* Job: Make an exact copy of the records, dropping all pictures.

* Saved entries:
■ ■ ■

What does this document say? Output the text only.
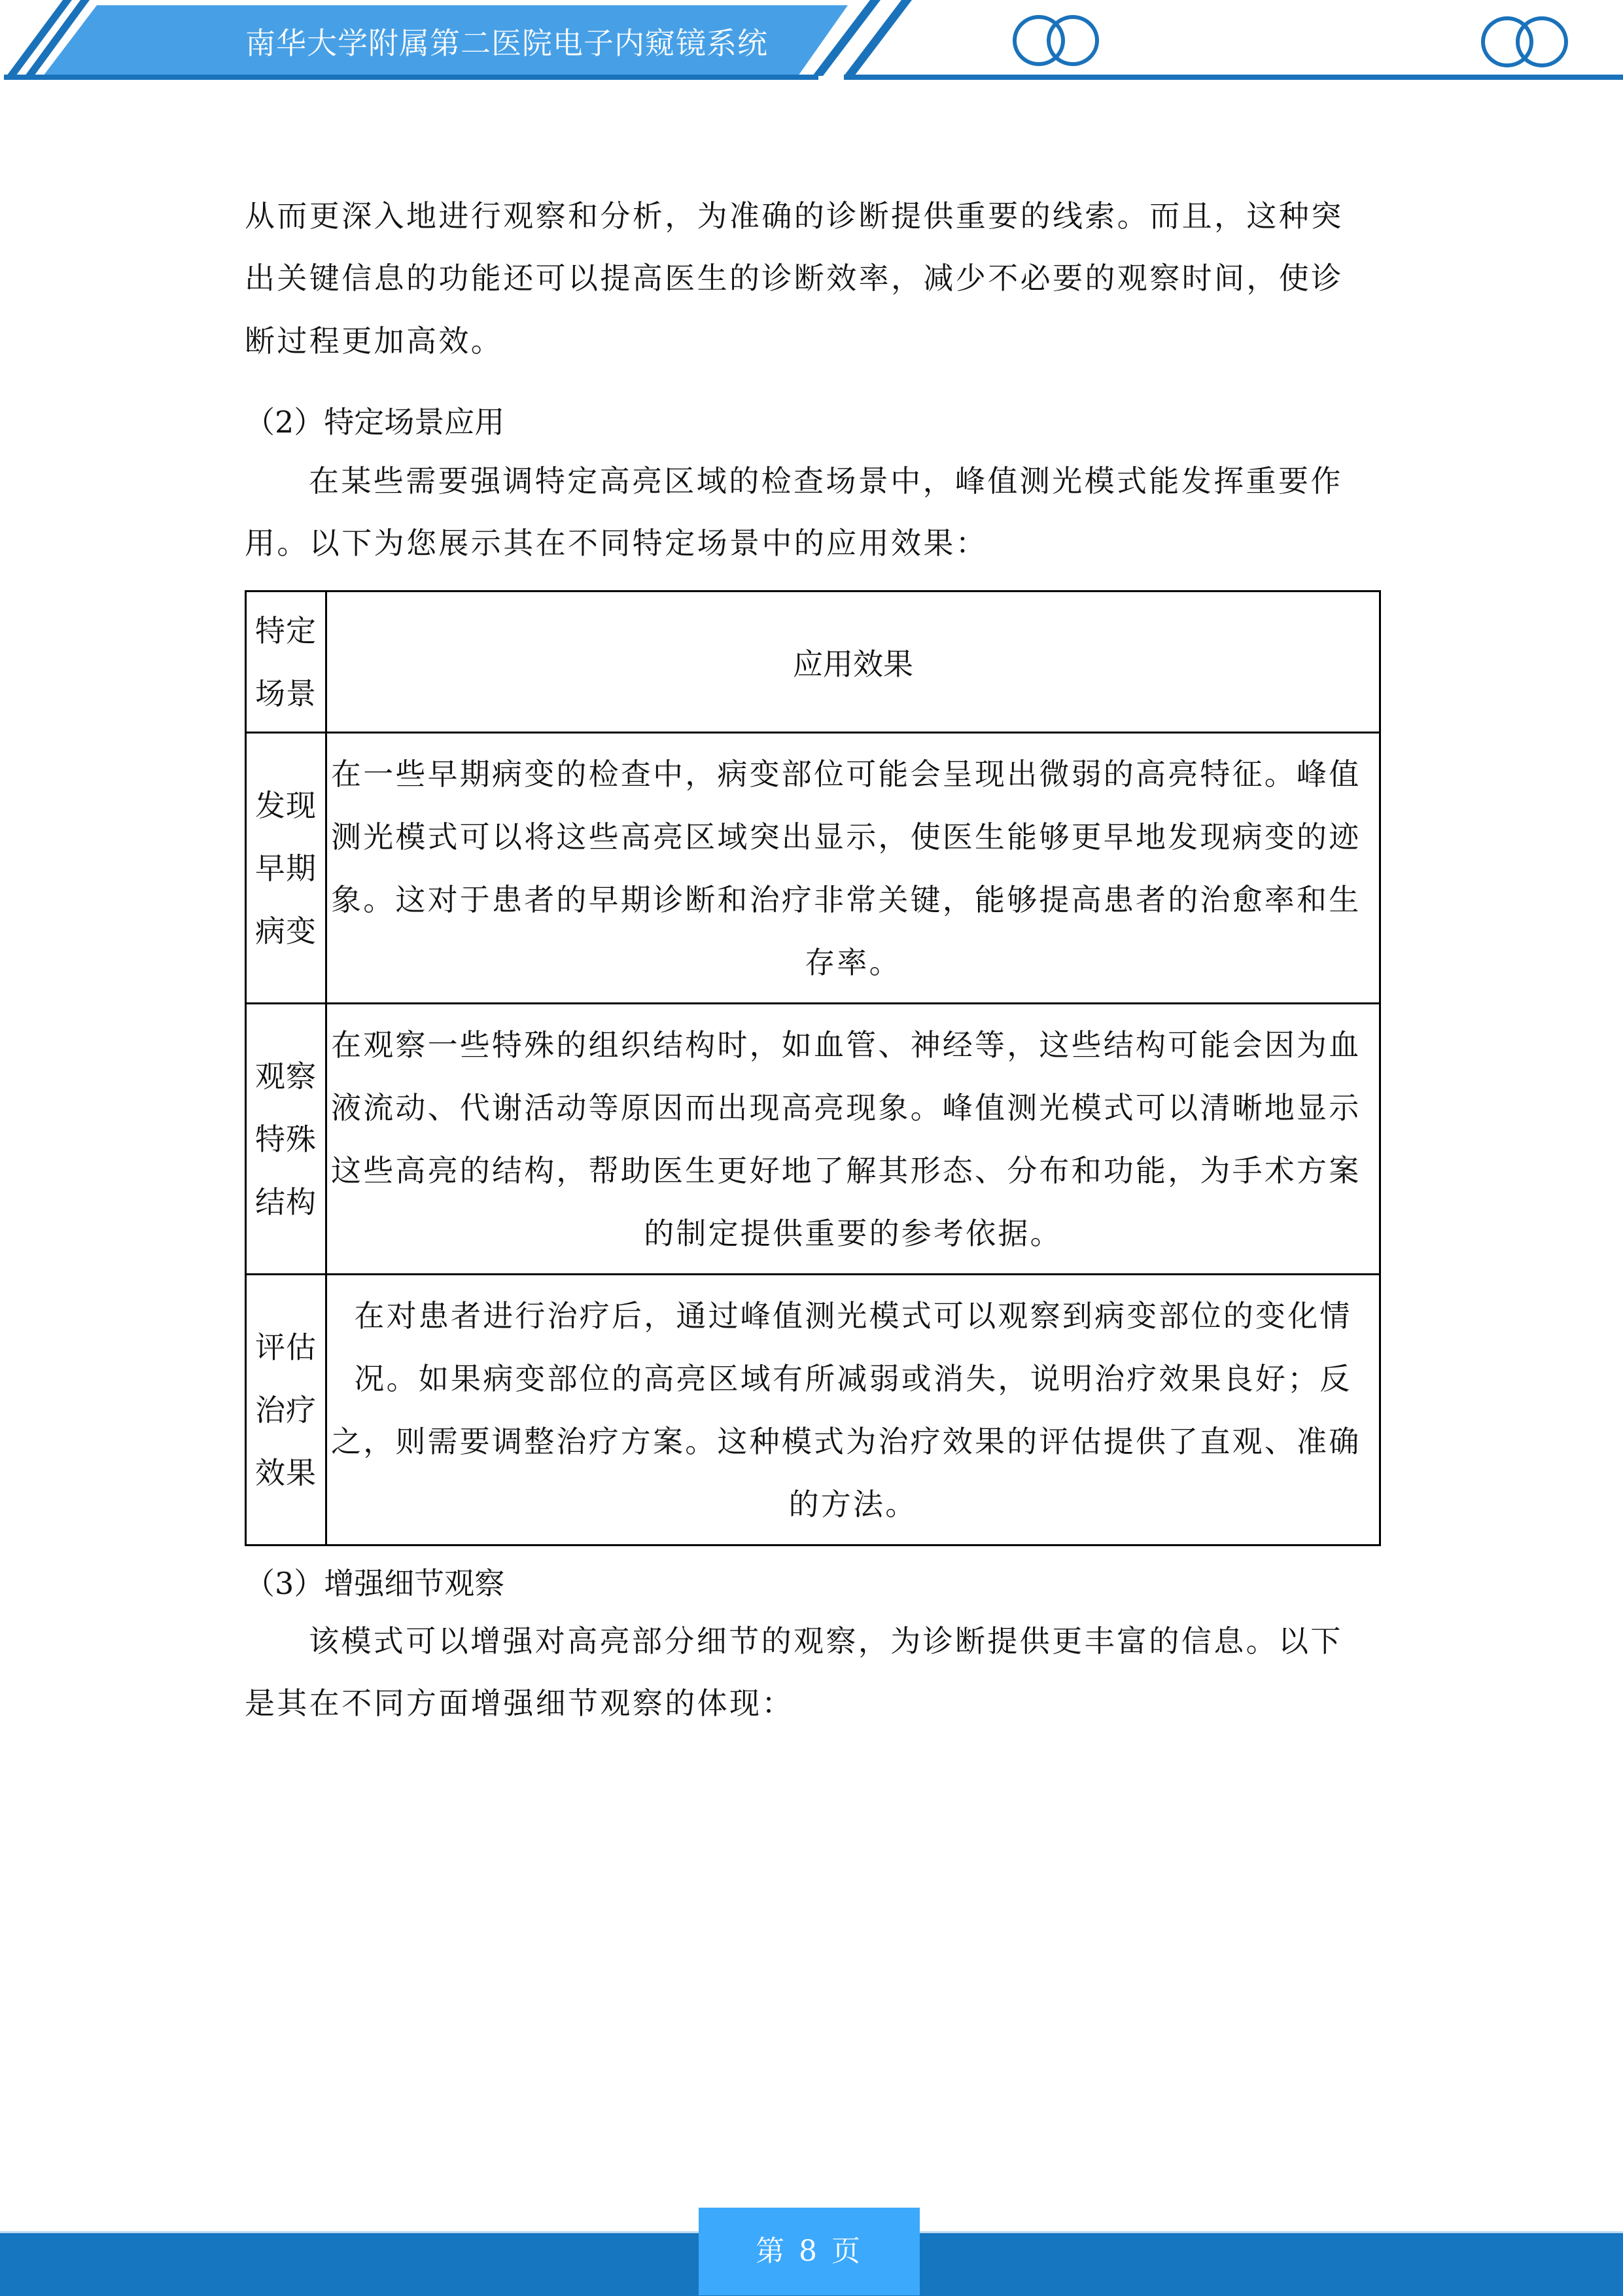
南华大学附属第二医院电子内窥镜系统
从而更深入地进行观察和分析，为准确的诊断提供重要的线索。而且，这种突
出关键信息的功能还可以提高医生的诊断效率，减少不必要的观察时间，使诊
断过程更加高效。
（2）特定场景应用
在某些需要强调特定高亮区域的检查场景中，峰值测光模式能发挥重要作
用。以下为您展示其在不同特定场景中的应用效果：
特定
场景	应用效果

发现
早期
病变	在一些早期病变的检查中，病变部位可能会呈现出微弱的高亮特征。峰值
测光模式可以将这些高亮区域突出显示，使医生能够更早地发现病变的迹
象。这对于患者的早期诊断和治疗非常关键，能够提高患者的治愈率和生
存率。

观察
特殊
结构	在观察一些特殊的组织结构时，如血管、神经等，这些结构可能会因为血
液流动、代谢活动等原因而出现高亮现象。峰值测光模式可以清晰地显示
这些高亮的结构，帮助医生更好地了解其形态、分布和功能，为手术方案
的制定提供重要的参考依据。

评估
治疗
效果	在对患者进行治疗后，通过峰值测光模式可以观察到病变部位的变化情
况。如果病变部位的高亮区域有所减弱或消失，说明治疗效果良好；反
之，则需要调整治疗方案。这种模式为治疗效果的评估提供了直观、准确
的方法。
（3）增强细节观察
该模式可以增强对高亮部分细节的观察，为诊断提供更丰富的信息。以下
是其在不同方面增强细节观察的体现：
第 8 页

■ ■ ■

* Output of the task:
What does this document say? Output the text only.
南华大学附属第二医院电子内窥镜系统
从而更深入地进行观察和分析，为准确的诊断提供重要的线索。而且，这种突
出关键信息的功能还可以提高医生的诊断效率，减少不必要的观察时间，使诊
断过程更加高效。
（2）特定场景应用
在某些需要强调特定高亮区域的检查场景中，峰值测光模式能发挥重要作
用。以下为您展示其在不同特定场景中的应用效果：
特定
场景	应用效果

发现
早期
病变	在一些早期病变的检查中，病变部位可能会呈现出微弱的高亮特征。峰值
测光模式可以将这些高亮区域突出显示，使医生能够更早地发现病变的迹
象。这对于患者的早期诊断和治疗非常关键，能够提高患者的治愈率和生
存率。

观察
特殊
结构	在观察一些特殊的组织结构时，如血管、神经等，这些结构可能会因为血
液流动、代谢活动等原因而出现高亮现象。峰值测光模式可以清晰地显示
这些高亮的结构，帮助医生更好地了解其形态、分布和功能，为手术方案
的制定提供重要的参考依据。

评估
治疗
效果	在对患者进行治疗后，通过峰值测光模式可以观察到病变部位的变化情
况。如果病变部位的高亮区域有所减弱或消失，说明治疗效果良好；反
之，则需要调整治疗方案。这种模式为治疗效果的评估提供了直观、准确
的方法。
（3）增强细节观察
该模式可以增强对高亮部分细节的观察，为诊断提供更丰富的信息。以下
是其在不同方面增强细节观察的体现：
第 8 页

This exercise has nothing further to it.